• Task description:
Without the pictures, output the records below word for word.

• Items from a dataset:

* start *

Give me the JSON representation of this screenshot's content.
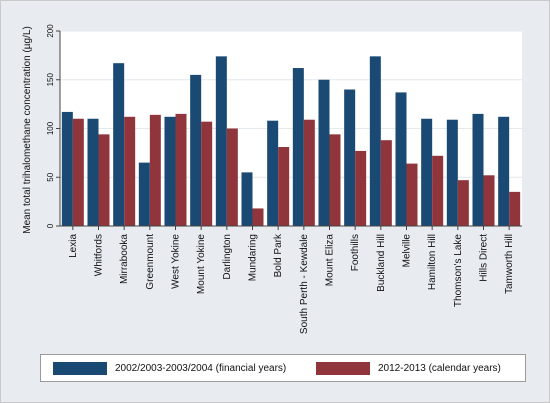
{
  "chart_data": {
    "type": "bar",
    "title": "",
    "xlabel": "",
    "ylabel": "Mean total trihalomethane concentration (µg/L)",
    "ylim": [
      0,
      200
    ],
    "yticks": [
      "0",
      "50",
      "100",
      "150",
      "200"
    ],
    "grid": true,
    "legend_position": "bottom",
    "categories": [
      "Lexia",
      "Whitfords",
      "Mirrabooka",
      "Greenmount",
      "West Yokine",
      "Mount Yokine",
      "Darlington",
      "Mundaring",
      "Bold Park",
      "South Perth - Kewdale",
      "Mount Eliza",
      "Foothills",
      "Buckland Hill",
      "Melville",
      "Hamilton Hill",
      "Thomson's Lake",
      "Hills Direct",
      "Tamworth Hill"
    ],
    "series": [
      {
        "name": "2002/2003-2003/2004 (financial years)",
        "color": "#1a4a73",
        "values": [
          117,
          110,
          167,
          65,
          112,
          155,
          174,
          55,
          108,
          162,
          150,
          140,
          174,
          137,
          110,
          109,
          115,
          112
        ]
      },
      {
        "name": "2012-2013 (calendar years)",
        "color": "#90353b",
        "values": [
          110,
          94,
          112,
          114,
          115,
          107,
          100,
          18,
          81,
          109,
          94,
          77,
          88,
          64,
          72,
          47,
          52,
          35
        ]
      }
    ]
  }
}
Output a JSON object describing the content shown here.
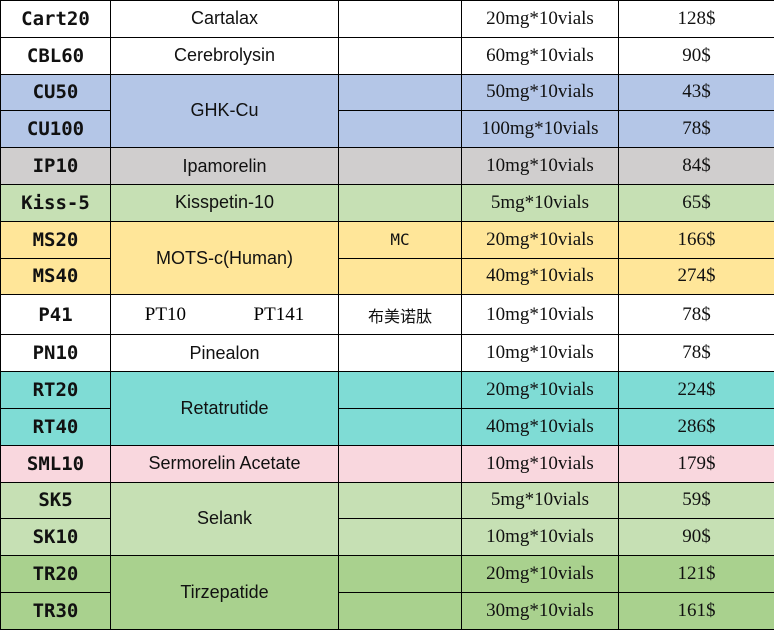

* end *

• Exercise solution:
Give me the JSON representation of this screenshot's content.
{
  "chart_data": {
    "type": "bar",
    "title": "",
    "xlabel": "",
    "ylabel": "Mean total trihalomethane concentration (µg/L)",
    "ylim": [
      0,
      200
    ],
    "yticks": [
      "0",
      "50",
      "100",
      "150",
      "200"
    ],
    "grid": true,
    "legend_position": "bottom",
    "categories": [
      "Lexia",
      "Whitfords",
      "Mirrabooka",
      "Greenmount",
      "West Yokine",
      "Mount Yokine",
      "Darlington",
      "Mundaring",
      "Bold Park",
      "South Perth - Kewdale",
      "Mount Eliza",
      "Foothills",
      "Buckland Hill",
      "Melville",
      "Hamilton Hill",
      "Thomson's Lake",
      "Hills Direct",
      "Tamworth Hill"
    ],
    "series": [
      {
        "name": "2002/2003-2003/2004 (financial years)",
        "color": "#1a4a73",
        "values": [
          117,
          110,
          167,
          65,
          112,
          155,
          174,
          55,
          108,
          162,
          150,
          140,
          174,
          137,
          110,
          109,
          115,
          112
        ]
      },
      {
        "name": "2012-2013 (calendar years)",
        "color": "#90353b",
        "values": [
          110,
          94,
          112,
          114,
          115,
          107,
          100,
          18,
          81,
          109,
          94,
          77,
          88,
          64,
          72,
          47,
          52,
          35
        ]
      }
    ]
  }
}
Output a JSON object describing the content shown here.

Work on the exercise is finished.